▸ **Records provided**
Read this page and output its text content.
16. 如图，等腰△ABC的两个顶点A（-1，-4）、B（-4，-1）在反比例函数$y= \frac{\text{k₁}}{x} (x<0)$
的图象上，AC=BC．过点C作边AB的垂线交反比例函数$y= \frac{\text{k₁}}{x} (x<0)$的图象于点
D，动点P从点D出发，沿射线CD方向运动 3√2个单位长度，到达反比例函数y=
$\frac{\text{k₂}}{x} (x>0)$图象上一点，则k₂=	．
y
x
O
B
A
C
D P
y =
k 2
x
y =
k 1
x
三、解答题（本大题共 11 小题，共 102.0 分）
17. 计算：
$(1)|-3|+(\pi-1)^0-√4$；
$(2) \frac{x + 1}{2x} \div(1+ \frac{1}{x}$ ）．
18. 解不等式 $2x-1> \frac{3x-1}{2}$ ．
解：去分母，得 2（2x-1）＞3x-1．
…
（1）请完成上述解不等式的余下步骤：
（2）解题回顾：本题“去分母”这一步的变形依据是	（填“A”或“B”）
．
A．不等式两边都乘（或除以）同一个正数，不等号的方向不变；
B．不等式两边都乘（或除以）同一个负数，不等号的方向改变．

▸ **Aim of the task**
Return all lines containing the word "text".

▸ **Exercise response**
Read this page and output its text content.
16. 如图，等腰△ABC的两个顶点A（-1，-4）、B（-4，-1）在反比例函数$y= \frac{\text{k₁}}{x} (x<0)$
的图象上，AC=BC．过点C作边AB的垂线交反比例函数$y= \frac{\text{k₁}}{x} (x<0)$的图象于点
$\frac{\text{k₂}}{x} (x>0)$图象上一点，则k₂=	．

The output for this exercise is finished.